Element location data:
########################################

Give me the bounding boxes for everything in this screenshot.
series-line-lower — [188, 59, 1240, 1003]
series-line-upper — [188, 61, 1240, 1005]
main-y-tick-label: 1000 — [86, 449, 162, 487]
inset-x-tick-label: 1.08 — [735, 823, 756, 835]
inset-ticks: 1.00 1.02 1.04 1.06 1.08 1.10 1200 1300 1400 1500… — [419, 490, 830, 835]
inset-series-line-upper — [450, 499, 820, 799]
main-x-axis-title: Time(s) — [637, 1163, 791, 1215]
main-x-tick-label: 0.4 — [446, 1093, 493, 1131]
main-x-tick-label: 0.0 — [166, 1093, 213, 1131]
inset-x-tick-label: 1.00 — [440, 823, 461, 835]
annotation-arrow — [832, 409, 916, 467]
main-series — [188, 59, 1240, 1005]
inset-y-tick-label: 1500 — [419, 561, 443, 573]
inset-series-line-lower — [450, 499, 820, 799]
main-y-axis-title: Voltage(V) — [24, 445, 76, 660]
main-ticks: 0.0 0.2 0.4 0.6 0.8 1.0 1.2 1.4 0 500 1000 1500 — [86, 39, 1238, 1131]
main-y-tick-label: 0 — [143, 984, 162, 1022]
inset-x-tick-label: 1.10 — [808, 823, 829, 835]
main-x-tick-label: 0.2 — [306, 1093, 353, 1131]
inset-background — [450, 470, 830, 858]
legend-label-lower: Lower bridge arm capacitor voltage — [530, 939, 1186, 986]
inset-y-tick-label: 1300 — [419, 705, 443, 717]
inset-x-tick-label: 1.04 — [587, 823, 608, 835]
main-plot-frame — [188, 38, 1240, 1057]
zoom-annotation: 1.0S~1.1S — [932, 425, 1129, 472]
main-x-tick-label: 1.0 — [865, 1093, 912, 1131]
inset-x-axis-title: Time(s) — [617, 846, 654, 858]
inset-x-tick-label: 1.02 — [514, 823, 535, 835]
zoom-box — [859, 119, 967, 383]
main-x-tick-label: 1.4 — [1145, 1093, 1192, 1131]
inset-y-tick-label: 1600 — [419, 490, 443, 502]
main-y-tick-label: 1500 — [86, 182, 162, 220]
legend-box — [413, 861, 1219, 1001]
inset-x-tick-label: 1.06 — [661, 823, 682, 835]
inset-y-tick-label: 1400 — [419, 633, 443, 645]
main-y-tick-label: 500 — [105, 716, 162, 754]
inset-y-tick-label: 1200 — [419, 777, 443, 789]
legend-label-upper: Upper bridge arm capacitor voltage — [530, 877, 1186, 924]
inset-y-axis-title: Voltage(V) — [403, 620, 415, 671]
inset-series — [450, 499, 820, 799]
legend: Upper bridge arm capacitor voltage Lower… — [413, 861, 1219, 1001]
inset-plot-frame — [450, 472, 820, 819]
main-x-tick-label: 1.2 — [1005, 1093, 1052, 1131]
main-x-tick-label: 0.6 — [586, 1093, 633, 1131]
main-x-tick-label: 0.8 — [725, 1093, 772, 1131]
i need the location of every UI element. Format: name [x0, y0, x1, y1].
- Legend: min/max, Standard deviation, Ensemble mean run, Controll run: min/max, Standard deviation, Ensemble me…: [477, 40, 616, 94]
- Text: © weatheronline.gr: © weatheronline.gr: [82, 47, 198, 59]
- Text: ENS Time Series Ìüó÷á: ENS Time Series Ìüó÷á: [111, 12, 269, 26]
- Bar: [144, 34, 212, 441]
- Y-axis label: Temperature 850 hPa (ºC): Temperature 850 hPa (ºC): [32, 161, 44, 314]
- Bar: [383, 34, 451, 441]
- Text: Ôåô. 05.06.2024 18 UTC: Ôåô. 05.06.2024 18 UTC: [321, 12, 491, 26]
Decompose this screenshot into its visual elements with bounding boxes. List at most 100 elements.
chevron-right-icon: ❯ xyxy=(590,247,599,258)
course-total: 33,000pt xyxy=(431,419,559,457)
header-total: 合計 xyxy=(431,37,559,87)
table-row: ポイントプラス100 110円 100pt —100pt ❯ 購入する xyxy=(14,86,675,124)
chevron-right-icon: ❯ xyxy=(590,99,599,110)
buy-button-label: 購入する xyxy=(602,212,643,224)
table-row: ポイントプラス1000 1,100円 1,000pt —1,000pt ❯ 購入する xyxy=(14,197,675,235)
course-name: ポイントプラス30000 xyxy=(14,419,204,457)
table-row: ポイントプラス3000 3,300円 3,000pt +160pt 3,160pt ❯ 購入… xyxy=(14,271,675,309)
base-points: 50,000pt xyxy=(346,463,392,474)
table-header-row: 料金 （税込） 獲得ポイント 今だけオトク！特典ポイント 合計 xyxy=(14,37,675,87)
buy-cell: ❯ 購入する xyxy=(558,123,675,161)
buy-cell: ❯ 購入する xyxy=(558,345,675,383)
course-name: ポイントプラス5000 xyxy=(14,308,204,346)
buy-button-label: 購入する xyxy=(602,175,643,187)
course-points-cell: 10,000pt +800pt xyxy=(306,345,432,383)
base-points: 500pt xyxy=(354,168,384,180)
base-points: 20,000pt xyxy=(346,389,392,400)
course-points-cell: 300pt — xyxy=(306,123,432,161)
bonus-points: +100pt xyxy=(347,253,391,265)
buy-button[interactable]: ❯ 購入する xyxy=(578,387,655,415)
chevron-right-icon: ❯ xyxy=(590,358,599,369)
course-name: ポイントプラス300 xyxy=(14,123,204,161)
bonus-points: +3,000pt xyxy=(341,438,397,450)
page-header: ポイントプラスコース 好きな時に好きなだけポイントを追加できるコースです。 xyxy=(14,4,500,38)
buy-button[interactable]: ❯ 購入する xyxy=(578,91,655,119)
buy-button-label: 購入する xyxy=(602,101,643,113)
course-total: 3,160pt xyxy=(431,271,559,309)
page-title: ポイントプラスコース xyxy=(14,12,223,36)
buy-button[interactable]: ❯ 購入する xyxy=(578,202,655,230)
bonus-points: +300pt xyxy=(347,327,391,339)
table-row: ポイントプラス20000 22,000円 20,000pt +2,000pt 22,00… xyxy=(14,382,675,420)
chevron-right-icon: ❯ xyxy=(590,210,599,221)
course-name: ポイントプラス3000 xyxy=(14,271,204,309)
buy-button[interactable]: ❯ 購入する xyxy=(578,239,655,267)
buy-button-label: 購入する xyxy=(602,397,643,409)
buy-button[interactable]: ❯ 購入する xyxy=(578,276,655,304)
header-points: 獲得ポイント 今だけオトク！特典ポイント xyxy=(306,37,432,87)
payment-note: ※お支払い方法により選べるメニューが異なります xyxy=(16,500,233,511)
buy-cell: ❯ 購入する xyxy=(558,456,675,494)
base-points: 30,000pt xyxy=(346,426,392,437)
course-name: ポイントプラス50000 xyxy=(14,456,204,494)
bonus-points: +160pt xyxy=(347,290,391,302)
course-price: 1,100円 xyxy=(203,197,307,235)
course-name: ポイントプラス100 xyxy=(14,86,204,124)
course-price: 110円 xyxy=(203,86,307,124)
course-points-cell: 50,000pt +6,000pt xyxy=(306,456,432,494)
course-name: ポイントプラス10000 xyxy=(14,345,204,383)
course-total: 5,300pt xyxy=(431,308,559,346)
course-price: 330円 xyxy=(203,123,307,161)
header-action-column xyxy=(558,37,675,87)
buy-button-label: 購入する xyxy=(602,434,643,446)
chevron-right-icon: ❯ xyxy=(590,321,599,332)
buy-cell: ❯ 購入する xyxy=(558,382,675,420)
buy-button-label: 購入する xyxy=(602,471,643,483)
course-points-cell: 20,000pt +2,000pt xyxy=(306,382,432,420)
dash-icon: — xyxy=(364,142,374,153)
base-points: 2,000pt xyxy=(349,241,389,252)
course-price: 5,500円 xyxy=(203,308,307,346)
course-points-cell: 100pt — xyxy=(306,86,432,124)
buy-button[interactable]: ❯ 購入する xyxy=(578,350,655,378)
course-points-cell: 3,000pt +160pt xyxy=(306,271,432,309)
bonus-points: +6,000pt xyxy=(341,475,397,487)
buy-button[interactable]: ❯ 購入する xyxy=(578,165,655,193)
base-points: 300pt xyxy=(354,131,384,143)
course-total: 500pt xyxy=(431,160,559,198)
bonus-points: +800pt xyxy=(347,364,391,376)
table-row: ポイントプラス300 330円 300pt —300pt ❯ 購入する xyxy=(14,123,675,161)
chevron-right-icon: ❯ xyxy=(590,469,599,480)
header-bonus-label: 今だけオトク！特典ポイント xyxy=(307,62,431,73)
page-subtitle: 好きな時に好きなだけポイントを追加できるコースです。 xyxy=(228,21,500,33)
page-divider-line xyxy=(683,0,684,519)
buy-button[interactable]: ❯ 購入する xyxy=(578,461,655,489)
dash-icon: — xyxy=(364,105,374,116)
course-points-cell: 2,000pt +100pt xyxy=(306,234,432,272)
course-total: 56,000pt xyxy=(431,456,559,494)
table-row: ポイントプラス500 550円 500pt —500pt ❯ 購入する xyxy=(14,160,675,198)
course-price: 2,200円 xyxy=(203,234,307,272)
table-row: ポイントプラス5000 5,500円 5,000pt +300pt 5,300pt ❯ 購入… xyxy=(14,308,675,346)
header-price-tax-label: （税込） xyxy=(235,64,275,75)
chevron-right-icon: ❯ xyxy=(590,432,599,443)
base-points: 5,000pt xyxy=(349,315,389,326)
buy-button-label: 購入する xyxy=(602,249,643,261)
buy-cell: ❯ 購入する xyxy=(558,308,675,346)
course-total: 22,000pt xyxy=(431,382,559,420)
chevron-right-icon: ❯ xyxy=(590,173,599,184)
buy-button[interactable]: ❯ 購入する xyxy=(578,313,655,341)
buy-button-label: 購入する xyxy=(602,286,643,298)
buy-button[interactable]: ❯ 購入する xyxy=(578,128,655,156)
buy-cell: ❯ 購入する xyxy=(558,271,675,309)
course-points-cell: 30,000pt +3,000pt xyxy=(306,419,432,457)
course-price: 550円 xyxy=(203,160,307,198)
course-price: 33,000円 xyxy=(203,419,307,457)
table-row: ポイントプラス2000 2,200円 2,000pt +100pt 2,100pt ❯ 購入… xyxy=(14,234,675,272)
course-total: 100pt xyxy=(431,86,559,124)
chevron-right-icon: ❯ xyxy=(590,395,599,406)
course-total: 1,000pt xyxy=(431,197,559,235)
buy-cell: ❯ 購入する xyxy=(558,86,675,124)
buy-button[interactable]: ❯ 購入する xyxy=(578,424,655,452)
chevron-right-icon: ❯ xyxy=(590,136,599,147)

########################################

Please copy the rows from the start of the records through the line containing "inset-y-tick-label: 1500 —", keeping both ends and changing nothing.

Give me the bounding boxes for everything in this screenshot.
series-line-lower — [188, 59, 1240, 1003]
series-line-upper — [188, 61, 1240, 1005]
main-y-tick-label: 1000 — [86, 449, 162, 487]
inset-x-tick-label: 1.08 — [735, 823, 756, 835]
inset-ticks: 1.00 1.02 1.04 1.06 1.08 1.10 1200 1300 1400 1500… — [419, 490, 830, 835]
inset-series-line-upper — [450, 499, 820, 799]
main-x-axis-title: Time(s) — [637, 1163, 791, 1215]
main-x-tick-label: 0.4 — [446, 1093, 493, 1131]
main-x-tick-label: 0.0 — [166, 1093, 213, 1131]
inset-x-tick-label: 1.00 — [440, 823, 461, 835]
annotation-arrow — [832, 409, 916, 467]
main-series — [188, 59, 1240, 1005]
inset-y-tick-label: 1500 — [419, 561, 443, 573]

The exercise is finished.